• [Set task] Records follow. Copy every line with "text".

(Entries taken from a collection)
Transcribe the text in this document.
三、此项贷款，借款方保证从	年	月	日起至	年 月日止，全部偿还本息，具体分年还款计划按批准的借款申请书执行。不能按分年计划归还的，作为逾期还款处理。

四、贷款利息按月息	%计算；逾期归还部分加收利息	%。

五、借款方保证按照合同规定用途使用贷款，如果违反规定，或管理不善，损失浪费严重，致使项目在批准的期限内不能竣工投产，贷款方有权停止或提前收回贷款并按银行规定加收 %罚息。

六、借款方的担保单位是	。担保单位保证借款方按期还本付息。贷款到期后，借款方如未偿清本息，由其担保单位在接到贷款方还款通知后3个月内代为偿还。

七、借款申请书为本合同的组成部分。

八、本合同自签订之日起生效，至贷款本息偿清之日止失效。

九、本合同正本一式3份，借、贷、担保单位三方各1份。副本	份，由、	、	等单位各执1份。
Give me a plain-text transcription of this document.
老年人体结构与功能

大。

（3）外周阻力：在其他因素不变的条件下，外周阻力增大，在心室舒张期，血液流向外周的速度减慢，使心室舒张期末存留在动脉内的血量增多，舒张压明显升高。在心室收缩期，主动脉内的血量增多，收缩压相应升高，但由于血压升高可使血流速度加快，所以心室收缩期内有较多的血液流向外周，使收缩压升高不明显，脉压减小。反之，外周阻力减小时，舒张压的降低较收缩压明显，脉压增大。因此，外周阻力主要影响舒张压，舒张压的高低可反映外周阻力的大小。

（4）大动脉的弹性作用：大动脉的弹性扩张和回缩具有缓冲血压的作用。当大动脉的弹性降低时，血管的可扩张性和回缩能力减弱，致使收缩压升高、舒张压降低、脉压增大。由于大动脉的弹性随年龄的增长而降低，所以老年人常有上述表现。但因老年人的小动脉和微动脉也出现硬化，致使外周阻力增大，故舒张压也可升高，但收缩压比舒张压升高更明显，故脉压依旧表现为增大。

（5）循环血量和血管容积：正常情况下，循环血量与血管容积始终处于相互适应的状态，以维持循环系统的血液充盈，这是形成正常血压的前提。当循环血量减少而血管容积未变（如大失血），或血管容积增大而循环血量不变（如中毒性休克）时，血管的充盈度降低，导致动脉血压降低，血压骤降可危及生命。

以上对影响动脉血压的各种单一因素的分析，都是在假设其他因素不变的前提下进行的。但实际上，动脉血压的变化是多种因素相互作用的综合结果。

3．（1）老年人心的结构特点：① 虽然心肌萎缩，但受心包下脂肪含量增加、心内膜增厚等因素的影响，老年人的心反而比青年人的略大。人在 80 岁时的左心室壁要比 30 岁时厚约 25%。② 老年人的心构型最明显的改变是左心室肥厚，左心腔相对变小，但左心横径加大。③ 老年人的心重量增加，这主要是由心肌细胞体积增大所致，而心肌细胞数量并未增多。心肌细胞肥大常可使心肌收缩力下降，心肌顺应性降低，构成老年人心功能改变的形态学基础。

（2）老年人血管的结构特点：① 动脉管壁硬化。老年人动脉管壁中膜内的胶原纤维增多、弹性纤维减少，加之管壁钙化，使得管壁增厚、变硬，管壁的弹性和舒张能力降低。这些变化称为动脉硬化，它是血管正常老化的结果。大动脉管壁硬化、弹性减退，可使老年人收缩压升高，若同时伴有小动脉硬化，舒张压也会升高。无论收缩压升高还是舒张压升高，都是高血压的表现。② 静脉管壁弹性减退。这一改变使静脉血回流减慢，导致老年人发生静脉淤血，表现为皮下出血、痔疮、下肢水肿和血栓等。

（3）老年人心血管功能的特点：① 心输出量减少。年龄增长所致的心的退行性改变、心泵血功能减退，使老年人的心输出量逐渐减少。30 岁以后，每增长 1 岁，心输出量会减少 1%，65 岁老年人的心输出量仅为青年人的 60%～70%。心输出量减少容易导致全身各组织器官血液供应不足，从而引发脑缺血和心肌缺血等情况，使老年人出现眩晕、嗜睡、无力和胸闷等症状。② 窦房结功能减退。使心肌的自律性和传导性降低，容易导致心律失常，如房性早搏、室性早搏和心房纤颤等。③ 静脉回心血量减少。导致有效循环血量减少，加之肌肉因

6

• [Task output]
Transcribe the text in this document.
Give me a plain-text transcription of this document.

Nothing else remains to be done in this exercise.